'''
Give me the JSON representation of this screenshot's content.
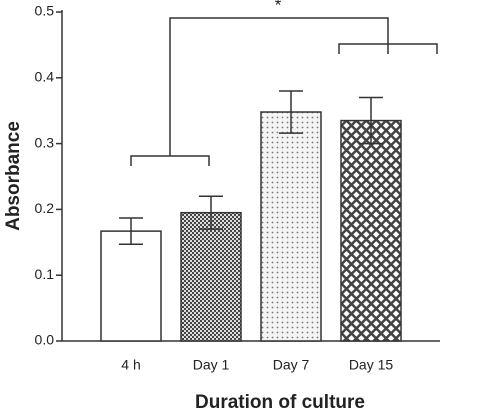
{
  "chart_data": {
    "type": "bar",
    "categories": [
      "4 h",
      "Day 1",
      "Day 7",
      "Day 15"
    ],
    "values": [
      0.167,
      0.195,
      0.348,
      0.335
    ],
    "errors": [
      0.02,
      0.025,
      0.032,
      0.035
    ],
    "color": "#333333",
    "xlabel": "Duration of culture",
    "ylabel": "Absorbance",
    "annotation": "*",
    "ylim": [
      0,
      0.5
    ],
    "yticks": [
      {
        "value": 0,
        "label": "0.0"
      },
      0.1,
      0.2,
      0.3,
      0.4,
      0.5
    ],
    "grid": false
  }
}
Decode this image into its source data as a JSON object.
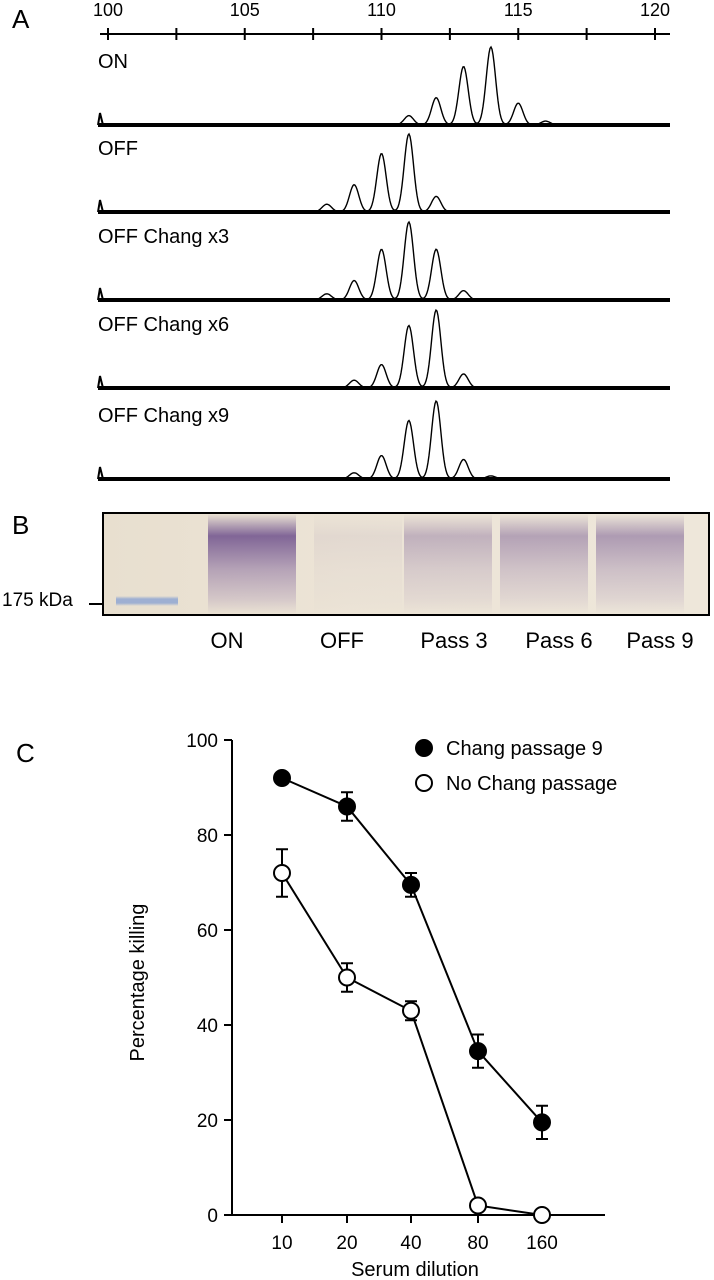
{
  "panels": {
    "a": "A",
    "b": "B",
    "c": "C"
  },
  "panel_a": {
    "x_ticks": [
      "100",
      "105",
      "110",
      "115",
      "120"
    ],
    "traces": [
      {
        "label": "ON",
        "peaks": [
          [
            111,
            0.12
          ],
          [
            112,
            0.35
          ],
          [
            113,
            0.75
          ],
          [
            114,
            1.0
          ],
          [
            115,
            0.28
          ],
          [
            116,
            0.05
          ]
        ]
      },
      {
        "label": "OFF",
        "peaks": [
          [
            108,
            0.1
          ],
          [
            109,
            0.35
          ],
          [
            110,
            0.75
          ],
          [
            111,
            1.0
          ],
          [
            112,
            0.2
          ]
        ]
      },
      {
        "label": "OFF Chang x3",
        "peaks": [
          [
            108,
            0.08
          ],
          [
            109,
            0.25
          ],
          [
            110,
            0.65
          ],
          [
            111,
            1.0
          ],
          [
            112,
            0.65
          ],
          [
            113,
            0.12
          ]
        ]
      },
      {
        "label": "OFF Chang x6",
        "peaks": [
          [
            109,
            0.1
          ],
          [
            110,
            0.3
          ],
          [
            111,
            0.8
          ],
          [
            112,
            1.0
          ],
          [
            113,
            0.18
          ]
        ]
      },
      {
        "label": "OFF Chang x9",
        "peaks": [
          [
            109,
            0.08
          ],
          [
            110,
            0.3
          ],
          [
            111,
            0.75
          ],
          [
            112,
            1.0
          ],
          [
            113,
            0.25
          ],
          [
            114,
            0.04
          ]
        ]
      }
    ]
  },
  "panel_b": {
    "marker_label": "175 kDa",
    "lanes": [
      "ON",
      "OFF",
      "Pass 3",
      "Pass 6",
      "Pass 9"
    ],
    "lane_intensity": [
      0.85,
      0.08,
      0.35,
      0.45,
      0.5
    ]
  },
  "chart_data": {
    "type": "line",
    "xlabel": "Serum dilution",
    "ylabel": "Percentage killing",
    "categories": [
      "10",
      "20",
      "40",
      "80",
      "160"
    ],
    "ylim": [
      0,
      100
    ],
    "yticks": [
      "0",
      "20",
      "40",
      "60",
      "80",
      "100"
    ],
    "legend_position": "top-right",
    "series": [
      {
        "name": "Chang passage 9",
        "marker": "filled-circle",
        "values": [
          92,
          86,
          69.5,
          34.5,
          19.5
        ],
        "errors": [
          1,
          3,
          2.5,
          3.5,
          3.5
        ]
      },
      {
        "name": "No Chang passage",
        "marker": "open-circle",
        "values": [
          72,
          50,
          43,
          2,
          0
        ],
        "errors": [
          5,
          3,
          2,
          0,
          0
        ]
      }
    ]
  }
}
'''
▸ **WHAT IS ASKED**
How many of the lines above include the string "xlabel"? Answer with the number only.

▸ **IN RESPONSE**
2